Directive: Write the data below out exactly as it stands. Do not include the pictures.

Record excerpts:
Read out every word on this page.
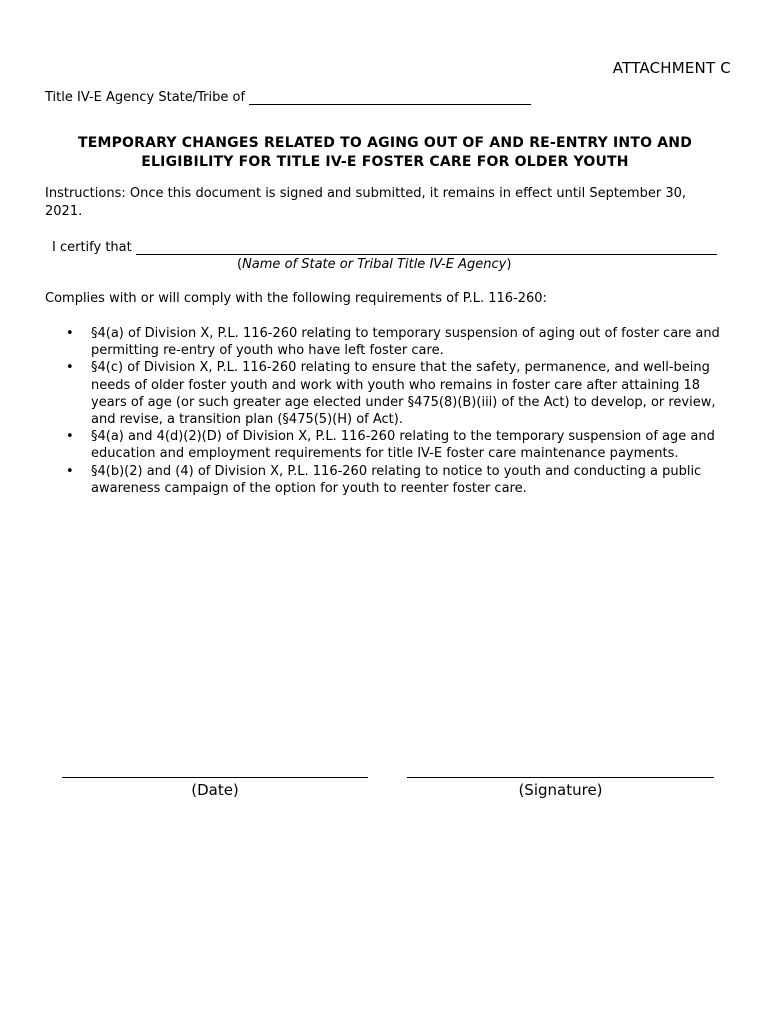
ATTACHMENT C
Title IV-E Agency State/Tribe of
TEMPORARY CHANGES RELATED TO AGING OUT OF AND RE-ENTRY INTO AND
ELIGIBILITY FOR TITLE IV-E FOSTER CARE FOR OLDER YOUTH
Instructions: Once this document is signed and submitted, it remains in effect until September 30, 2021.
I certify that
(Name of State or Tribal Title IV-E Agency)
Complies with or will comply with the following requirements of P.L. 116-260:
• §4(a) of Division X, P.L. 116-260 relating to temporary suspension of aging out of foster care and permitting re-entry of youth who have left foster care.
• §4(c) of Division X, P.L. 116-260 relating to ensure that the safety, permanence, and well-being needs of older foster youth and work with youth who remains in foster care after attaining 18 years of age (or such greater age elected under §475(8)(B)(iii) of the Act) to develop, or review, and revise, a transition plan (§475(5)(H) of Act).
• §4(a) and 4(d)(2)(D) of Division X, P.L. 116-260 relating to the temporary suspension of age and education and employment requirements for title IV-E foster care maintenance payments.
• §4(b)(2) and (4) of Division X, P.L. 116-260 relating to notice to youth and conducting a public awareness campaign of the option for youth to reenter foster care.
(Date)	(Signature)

Solution:
Read out every word on this page.
ATTACHMENT C
Title IV-E Agency State/Tribe of
TEMPORARY CHANGES RELATED TO AGING OUT OF AND RE-ENTRY INTO AND
ELIGIBILITY FOR TITLE IV-E FOSTER CARE FOR OLDER YOUTH
Instructions: Once this document is signed and submitted, it remains in effect until September 30, 2021.
I certify that
(Name of State or Tribal Title IV-E Agency)
Complies with or will comply with the following requirements of P.L. 116-260:
• §4(a) of Division X, P.L. 116-260 relating to temporary suspension of aging out of foster care and permitting re-entry of youth who have left foster care.
• §4(c) of Division X, P.L. 116-260 relating to ensure that the safety, permanence, and well-being needs of older foster youth and work with youth who remains in foster care after attaining 18 years of age (or such greater age elected under §475(8)(B)(iii) of the Act) to develop, or review, and revise, a transition plan (§475(5)(H) of Act).
• §4(a) and 4(d)(2)(D) of Division X, P.L. 116-260 relating to the temporary suspension of age and education and employment requirements for title IV-E foster care maintenance payments.
• §4(b)(2) and (4) of Division X, P.L. 116-260 relating to notice to youth and conducting a public awareness campaign of the option for youth to reenter foster care.
(Date)	(Signature)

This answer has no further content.